# Problem requirements
Word for word, print each line of the listing below; pictures stay out.

◆ ◆ ◆

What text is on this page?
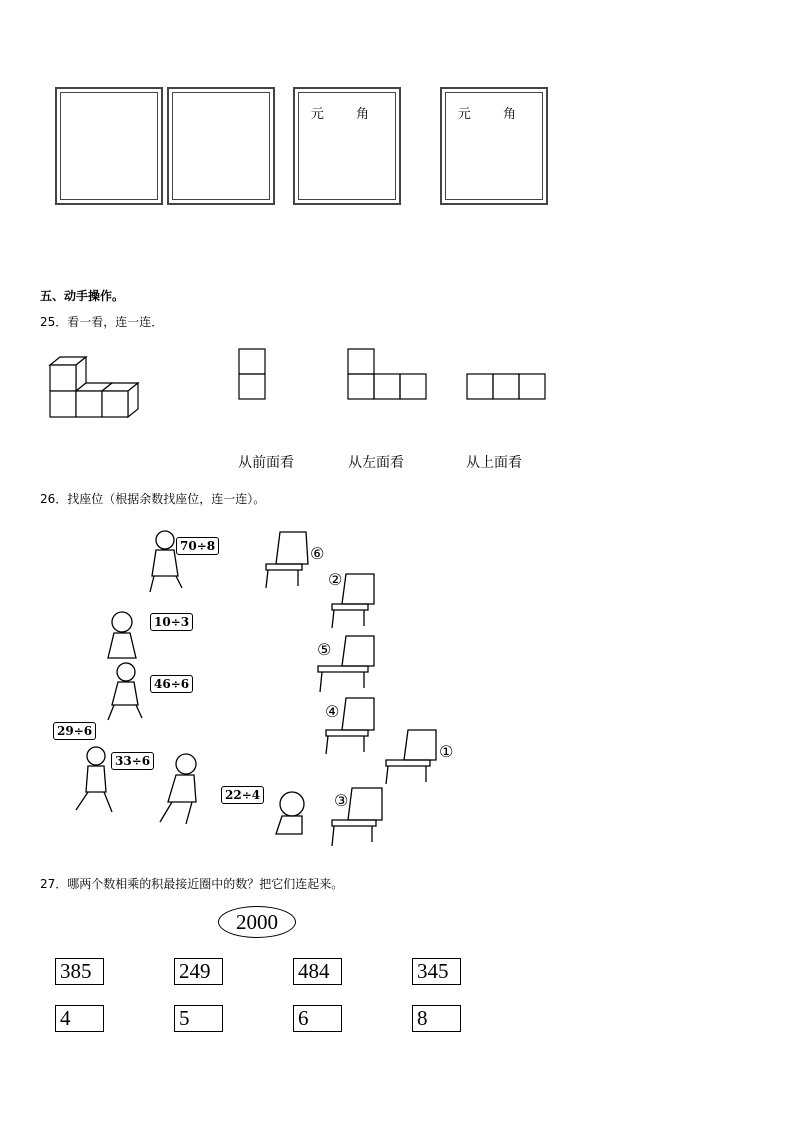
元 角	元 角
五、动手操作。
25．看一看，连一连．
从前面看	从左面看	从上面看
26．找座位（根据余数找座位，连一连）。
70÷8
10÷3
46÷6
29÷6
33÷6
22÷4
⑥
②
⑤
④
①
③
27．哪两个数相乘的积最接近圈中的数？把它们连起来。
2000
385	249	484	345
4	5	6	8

◆ ◆ ◆

# The output
What text is on this page?
元 角	元 角
五、动手操作。
25．看一看，连一连．
从前面看	从左面看	从上面看
26．找座位（根据余数找座位，连一连）。
70÷8
10÷3
46÷6
29÷6
33÷6
22÷4
⑥
②
⑤
④
①
③
27．哪两个数相乘的积最接近圈中的数？把它们连起来。
2000
385	249	484	345
4	5	6	8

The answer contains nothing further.